[Start Document excerpt]

I did some little gesture/posture practice which I was planning on continuing but didn't because when I got back, I got into a conversation that completely got me out of the mood. However it transformed into something so much better - I had one of these superproductive evenings, that was thanks to the mere fact that I was in part being watched (funny how being watched gives me energy) and part being engaged in listening and discussing! This allowed new ideas to flow (words I'd catch here and there that would give me things to draw, directions to take) and at the same time, kept my analytical brain preoccupied. As a result, I was doing lots and lots of awesome sketches!


What can I say about today then? I did vikings, gargoyles, bakers, mages, knights, animals, birds, pirates with bums and stockings, trenchcoats, robots, reflections, strange beings, vehicles, death-stars, mines, superheroes and complete scenes! For a change, I did a lot of complete scenes, something that I find great success! And I enjoyed it a lot! So many things that I did today, would be things that I would envy if I saw others do them! Probably the greatest yield of "nice stuff" that came out of my "pen".

[End Document excerpt]
[Start Given records]

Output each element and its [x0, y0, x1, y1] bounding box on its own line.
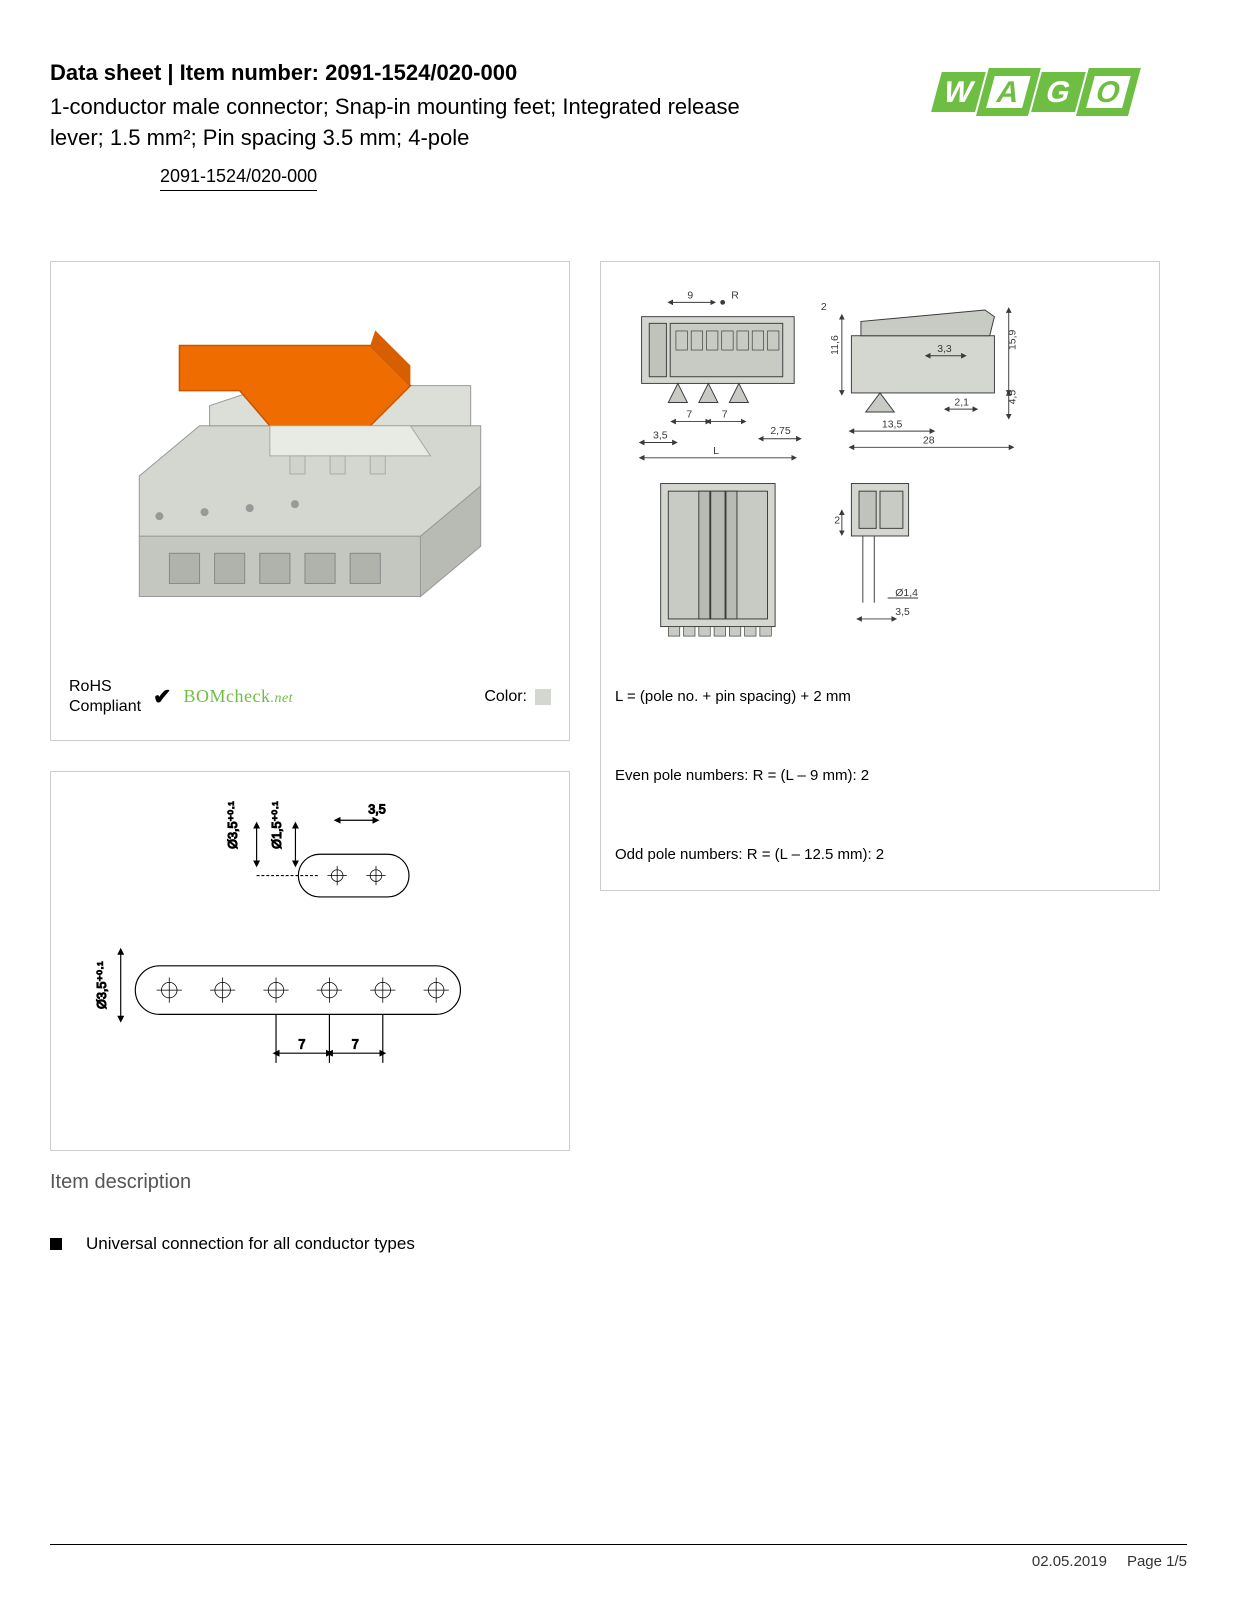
datasheet-title: Data sheet | Item number: 2091-1524/020-… [50, 60, 750, 86]
bomcheck-badge: BOMcheck.net [183, 686, 293, 707]
dim-28: 28 [923, 435, 935, 446]
part-number-link[interactable]: 2091-1524/020-000 [160, 166, 317, 191]
dim-2-top: 2 [821, 302, 827, 313]
dim-7a: 7 [298, 1037, 305, 1051]
dim-7b: 7 [722, 409, 728, 420]
color-indicator: Color: [484, 688, 551, 706]
formula-block: L = (pole no. + pin spacing) + 2 mm Even… [613, 682, 1147, 869]
dim-275: 2,75 [770, 426, 791, 437]
dim-7b: 7 [352, 1037, 359, 1051]
dim-35-top: 3,5 [368, 802, 386, 816]
dim-9: 9 [687, 290, 693, 301]
color-label: Color: [484, 688, 527, 706]
dim-13-5: 13,5 [882, 419, 903, 430]
product-image-panel: RoHS Compliant ✔ BOMcheck.net Color: [50, 261, 570, 741]
left-column: RoHS Compliant ✔ BOMcheck.net Color: [50, 261, 570, 1254]
dim-3-3: 3,3 [937, 344, 952, 355]
dim-d35-left: Ø3,5⁺⁰·¹ [95, 961, 109, 1008]
formula-odd: Odd pole numbers: R = (L – 12.5 mm): 2 [613, 840, 1147, 869]
technical-drawing: 9 R 7 7 3,5 2,75 L [613, 274, 1147, 674]
rohs-label-1: RoHS [69, 677, 141, 696]
wago-logo: W A G O [917, 60, 1187, 125]
dim-R: R [731, 290, 739, 301]
content-grid: RoHS Compliant ✔ BOMcheck.net Color: [50, 261, 1187, 1254]
bullet-icon [50, 1238, 62, 1250]
dim-2-1: 2,1 [954, 397, 969, 408]
bullet-text: Universal connection for all conductor t… [86, 1234, 415, 1254]
bomcheck-text: BOMcheck [183, 686, 270, 706]
formula-even: Even pole numbers: R = (L – 9 mm): 2 [613, 761, 1147, 790]
dim-d14: Ø1,4 [895, 588, 918, 599]
dim-35: 3,5 [653, 430, 668, 441]
datasheet-subtitle: 1-conductor male connector; Snap-in moun… [50, 92, 750, 154]
list-item: Universal connection for all conductor t… [50, 1234, 570, 1254]
footer-page: Page 1/5 [1127, 1553, 1187, 1570]
dim-d35-plus: Ø3,5⁺⁰·¹ [226, 801, 240, 848]
header-left: Data sheet | Item number: 2091-1524/020-… [50, 60, 750, 191]
rohs-compliant-badge: RoHS Compliant ✔ BOMcheck.net [69, 677, 293, 715]
dim-2-lower: 2 [834, 515, 840, 526]
item-description-list: Universal connection for all conductor t… [50, 1234, 570, 1254]
page-footer: 02.05.2019 Page 1/5 [50, 1544, 1187, 1570]
item-description-heading: Item description [50, 1171, 570, 1194]
product-image [69, 280, 551, 672]
color-swatch [535, 689, 551, 705]
product-footer: RoHS Compliant ✔ BOMcheck.net Color: [69, 672, 551, 722]
rohs-label-2: Compliant [69, 697, 141, 716]
dim-11-6: 11,6 [830, 335, 841, 355]
dim-L: L [713, 446, 719, 457]
dim-35-lower: 3,5 [895, 607, 910, 618]
bomcheck-suffix: .net [270, 691, 293, 706]
dim-d15-plus: Ø1,5⁺⁰·¹ [270, 801, 284, 848]
header: Data sheet | Item number: 2091-1524/020-… [50, 60, 1187, 191]
footer-date: 02.05.2019 [1032, 1553, 1107, 1570]
right-column: 9 R 7 7 3,5 2,75 L [600, 261, 1160, 1254]
title-item-number: 2091-1524/020-000 [325, 60, 517, 85]
dim-7a: 7 [686, 409, 692, 420]
formula-L: L = (pole no. + pin spacing) + 2 mm [613, 682, 1147, 711]
technical-drawing-panel: 9 R 7 7 3,5 2,75 L [600, 261, 1160, 891]
drill-pattern-panel: Ø3,5⁺⁰·¹ Ø1,5⁺⁰·¹ 3,5 [50, 771, 570, 1151]
check-icon: ✔ [153, 684, 171, 710]
title-prefix: Data sheet | Item number: [50, 60, 319, 85]
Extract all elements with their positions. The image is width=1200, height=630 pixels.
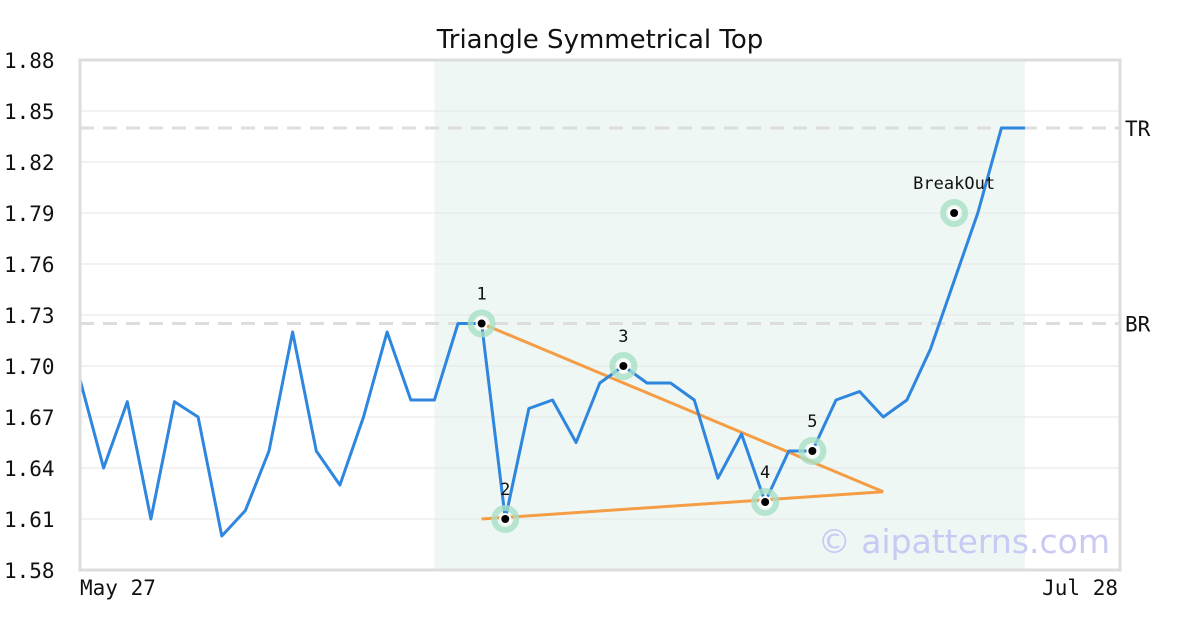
point-label: 2 (500, 480, 510, 500)
y-tick-label: 1.82 (4, 151, 55, 175)
y-tick-label: 1.76 (4, 253, 55, 277)
point-marker (948, 207, 961, 219)
pattern-point-1: 1 (467, 285, 496, 338)
y-tick-label: 1.85 (4, 100, 55, 124)
point-halo (798, 437, 827, 465)
y-tick-label: 1.61 (4, 508, 55, 532)
x-axis-ticks: May 27 Jul 28 (80, 576, 1118, 600)
price-series-line (78, 126, 1025, 538)
x-tick-label: May 27 (80, 576, 156, 600)
point-label: BreakOut (913, 174, 995, 194)
point-label: 1 (477, 285, 487, 305)
pattern-point-2: 2 (491, 480, 520, 533)
y-tick-label: 1.79 (4, 202, 55, 226)
point-label: 3 (618, 327, 628, 347)
pattern-point-breakout: BreakOut (913, 174, 995, 227)
trendline (481, 490, 884, 521)
level-label-br: BR (1125, 313, 1151, 337)
point-marker (475, 317, 488, 330)
point-halo (609, 352, 638, 380)
x-tick-label: Jul 28 (1042, 576, 1118, 600)
y-tick-label: 1.64 (4, 457, 55, 481)
pattern-point-5: 5 (798, 412, 827, 465)
level-lines: TR BR (80, 117, 1151, 337)
point-marker (759, 496, 772, 508)
pattern-points: 1 2 3 4 5 BreakOut (467, 174, 995, 533)
point-halo (940, 199, 969, 227)
point-label: 5 (807, 412, 817, 432)
y-axis-ticks: 1.58 1.61 1.64 1.67 1.70 1.73 1.76 1.79 1.82 1.85… (4, 49, 55, 583)
plot-border (78, 58, 1122, 572)
y-tick-label: 1.73 (4, 304, 55, 328)
point-halo (751, 488, 780, 516)
point-label: 4 (760, 463, 770, 483)
point-halo (467, 309, 496, 338)
y-tick-label: 1.70 (4, 355, 55, 379)
chart-title: Triangle Symmetrical Top (436, 25, 764, 55)
pattern-point-4: 4 (751, 463, 780, 516)
pattern-point-3: 3 (609, 327, 638, 380)
y-tick-label: 1.88 (4, 49, 55, 73)
watermark: © aipatterns.com (818, 522, 1110, 561)
point-marker (806, 445, 819, 457)
point-marker (617, 360, 630, 372)
point-halo (491, 505, 520, 533)
level-label-tr: TR (1125, 117, 1151, 141)
y-tick-label: 1.58 (4, 559, 55, 583)
y-tick-label: 1.67 (4, 406, 55, 430)
point-marker (499, 513, 512, 525)
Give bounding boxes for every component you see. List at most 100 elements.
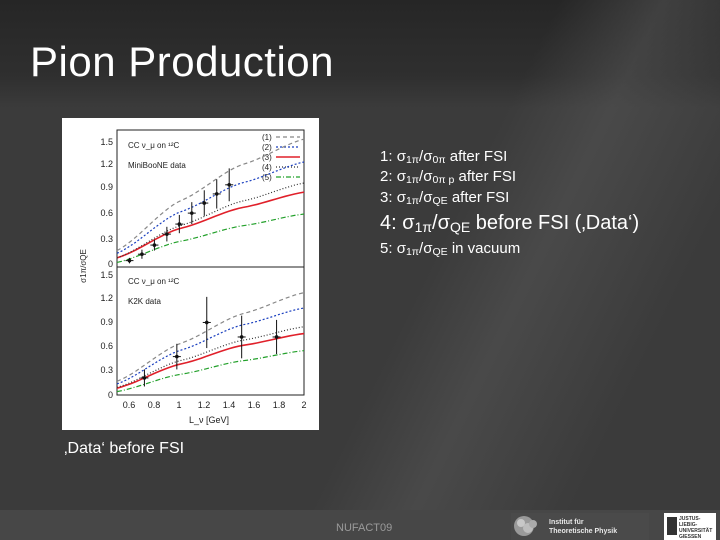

[End Given records]

_To be done_
- 1) In the sketching diary entry, translate the sentence "As a result, I was doing lots and lots of awesome sketches!" into Spanish.
- 2) According to the sketching diary entry, what did the writer do a lot of for a change?
- 3) Resume the sketching diary entry from its final sentence.

_The results_
- 1) Como resultado, ¡estaba haciendo muchísimos bocetos geniales!

- 2) Complete scenes.

- 3)
Having said that, there are three things that nag at me - one that I do all that with the ipad where I can undo - I wouldn't be as good if I was doing them in ink (then again, not many draw stuff in ink without first doing the exploration in pencil) and secondly, I worry if this is a one off. If next time that I sit down to work I am not as productive; or if next time I try chatting while painting I'm not that good. It's a deeply trenched impression, this disappointment that my success was just a fluke. Finally, I worry that I'm working color for a long time now and what if I end up being the sketch guy...

Anyway, I need to remember that this fear of it being a fluke, is not new, and I keep surprising myself. Maybe it is not a consistent reality, but it happens from time to time and when it doesn't it's not that I suck or that it's somebody else's hand that did it. I hope in time these flukes will be the norm.

Time for bed.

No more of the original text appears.